PAGE TEXT =
The algorithm used to calculate new values for a graph is called a stat, short for statistical transformation.
We can plot the same plot as the previous one with stat_count().
ggplot(data = diamonds) +
stat_count(mapping = aes(x = cut))
This works because every geom has a default stat, and every stat has a default geom.
To display a bar chart of proportion, rather than count.
ggplot(data = diamonds) +
geom_bar(mapping = aes(x = cut, y = ..prop.., group = 1) )
stat_summary() summarizes the y values for each unique x value, to draw attention to the summary that is being computed.
ggplot(data = diamonds) +
stat_summary(mapping = aes(x = cut, y = depth), fun.min = min, fun.max = max, fun = median)
You can color a bar chart using either the color aesthetic, or more usefully, fill.
ggplot(data = diamonds) +
geom_bar(mapping = aes(x = cut, color = cut))
ggplot(data = diamonds) +
geom_bar(mapping = aes(x = cut, fill = cut))
If you map the fill aesthetic to another variable, like clarity: the bars are automatically stacked. Each colored rectangle represents a combination of cut and clarity.
ggplot(data = diamonds) +
geom_bar(mapping = aes(x = cut, fill = clarity))
The stacking is performed automatically by the position adjustment specified by the position argument. If you don’t want a stacked bar chart, you can use one of three other options: “identity”, “dodge” or “fill”.
ggplot(data = diamonds, mapping = aes(x = cut, fill = clarity)) +
geom_bar(alpha = 1/5, position = "identity")
ggplot(data = diamonds, mapping = aes(x = cut, color = clarity)) +
geom_bar(fill = NA, position = "identity")
ggplot(data = diamonds) +
geom_bar(mapping = aes(x = cut, fill = clarity), position = "fill")
ggplot(data = diamonds) +
geom_bar(mapping = aes(x = cut, fill = clarity), position = "dodge")

DATA ENTRIES =
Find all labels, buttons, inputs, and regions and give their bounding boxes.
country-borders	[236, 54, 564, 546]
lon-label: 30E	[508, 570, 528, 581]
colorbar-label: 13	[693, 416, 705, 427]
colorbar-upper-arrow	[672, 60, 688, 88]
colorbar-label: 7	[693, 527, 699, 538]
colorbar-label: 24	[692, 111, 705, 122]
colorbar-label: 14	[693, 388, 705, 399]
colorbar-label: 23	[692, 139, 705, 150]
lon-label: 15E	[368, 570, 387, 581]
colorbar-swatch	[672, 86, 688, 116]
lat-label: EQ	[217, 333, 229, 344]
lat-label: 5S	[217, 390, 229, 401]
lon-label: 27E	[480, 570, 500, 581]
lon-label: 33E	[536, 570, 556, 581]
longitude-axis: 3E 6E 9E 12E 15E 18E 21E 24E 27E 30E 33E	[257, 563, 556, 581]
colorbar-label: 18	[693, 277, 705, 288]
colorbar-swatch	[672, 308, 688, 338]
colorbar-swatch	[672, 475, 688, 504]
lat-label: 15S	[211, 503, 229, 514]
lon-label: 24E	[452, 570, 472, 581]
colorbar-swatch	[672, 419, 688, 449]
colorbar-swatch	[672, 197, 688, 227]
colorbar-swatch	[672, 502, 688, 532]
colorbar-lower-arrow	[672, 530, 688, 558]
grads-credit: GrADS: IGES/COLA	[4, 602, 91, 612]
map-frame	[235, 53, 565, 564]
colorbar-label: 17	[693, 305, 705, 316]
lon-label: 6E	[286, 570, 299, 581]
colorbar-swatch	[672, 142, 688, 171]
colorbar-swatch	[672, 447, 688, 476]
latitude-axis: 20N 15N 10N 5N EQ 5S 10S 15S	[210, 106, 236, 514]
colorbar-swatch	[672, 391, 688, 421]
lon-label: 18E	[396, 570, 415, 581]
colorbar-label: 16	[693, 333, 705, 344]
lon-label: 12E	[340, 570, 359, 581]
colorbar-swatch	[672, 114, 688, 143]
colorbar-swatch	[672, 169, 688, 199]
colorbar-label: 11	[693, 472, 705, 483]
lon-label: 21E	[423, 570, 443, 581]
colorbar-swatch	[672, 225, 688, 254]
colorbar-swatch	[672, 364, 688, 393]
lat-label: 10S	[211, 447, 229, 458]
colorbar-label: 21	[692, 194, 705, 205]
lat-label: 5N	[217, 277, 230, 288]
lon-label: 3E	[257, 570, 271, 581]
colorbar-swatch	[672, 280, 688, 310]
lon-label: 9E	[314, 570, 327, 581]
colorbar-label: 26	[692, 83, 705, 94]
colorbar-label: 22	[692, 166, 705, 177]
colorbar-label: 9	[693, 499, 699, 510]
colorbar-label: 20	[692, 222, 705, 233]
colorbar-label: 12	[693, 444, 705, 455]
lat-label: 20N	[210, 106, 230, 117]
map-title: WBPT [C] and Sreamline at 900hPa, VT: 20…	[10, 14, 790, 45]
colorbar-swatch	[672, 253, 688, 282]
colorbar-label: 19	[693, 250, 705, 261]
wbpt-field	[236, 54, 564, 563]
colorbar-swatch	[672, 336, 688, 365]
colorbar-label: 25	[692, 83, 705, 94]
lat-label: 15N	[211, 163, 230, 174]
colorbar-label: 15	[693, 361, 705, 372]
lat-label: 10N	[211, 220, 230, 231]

GIVEN PROBLEM 1 =
In the text on ggplot2 plots, rewrite the paragraph beginning "The stacking is performed automatically" more briefly, keeping its main facts.
GIVEN PROBLEM 2 =
Repeat the records word for word. Start with their first line and continue through the line that contains "447, 229, 458]", including both.

TASK RESPONSE 1 =
The position argument's adjustment stacks the bars automatically. For a bar chart that isn't stacked, use one of three other options: "identity", "dodge" or "fill".

TASK RESPONSE 2 =
Find all labels, buttons, inputs, and regions and give their bounding boxes.
country-borders	[236, 54, 564, 546]
lon-label: 30E	[508, 570, 528, 581]
colorbar-label: 13	[693, 416, 705, 427]
colorbar-upper-arrow	[672, 60, 688, 88]
colorbar-label: 7	[693, 527, 699, 538]
colorbar-label: 24	[692, 111, 705, 122]
colorbar-label: 14	[693, 388, 705, 399]
colorbar-label: 23	[692, 139, 705, 150]
lon-label: 15E	[368, 570, 387, 581]
colorbar-swatch	[672, 86, 688, 116]
lat-label: EQ	[217, 333, 229, 344]
lat-label: 5S	[217, 390, 229, 401]
lon-label: 27E	[480, 570, 500, 581]
lon-label: 33E	[536, 570, 556, 581]
longitude-axis: 3E 6E 9E 12E 15E 18E 21E 24E 27E 30E 33E	[257, 563, 556, 581]
colorbar-label: 18	[693, 277, 705, 288]
colorbar-swatch	[672, 308, 688, 338]
colorbar-swatch	[672, 475, 688, 504]
lat-label: 15S	[211, 503, 229, 514]
lon-label: 24E	[452, 570, 472, 581]
colorbar-swatch	[672, 419, 688, 449]
colorbar-swatch	[672, 197, 688, 227]
colorbar-swatch	[672, 502, 688, 532]
colorbar-lower-arrow	[672, 530, 688, 558]
grads-credit: GrADS: IGES/COLA	[4, 602, 91, 612]
map-frame	[235, 53, 565, 564]
colorbar-label: 17	[693, 305, 705, 316]
lon-label: 6E	[286, 570, 299, 581]
colorbar-swatch	[672, 142, 688, 171]
colorbar-swatch	[672, 447, 688, 476]
latitude-axis: 20N 15N 10N 5N EQ 5S 10S 15S	[210, 106, 236, 514]
colorbar-swatch	[672, 391, 688, 421]
lon-label: 18E	[396, 570, 415, 581]
colorbar-label: 16	[693, 333, 705, 344]
lon-label: 12E	[340, 570, 359, 581]
colorbar-swatch	[672, 114, 688, 143]
colorbar-swatch	[672, 169, 688, 199]
colorbar-label: 11	[693, 472, 705, 483]
lon-label: 21E	[423, 570, 443, 581]
colorbar-swatch	[672, 225, 688, 254]
colorbar-swatch	[672, 364, 688, 393]
lat-label: 10S	[211, 447, 229, 458]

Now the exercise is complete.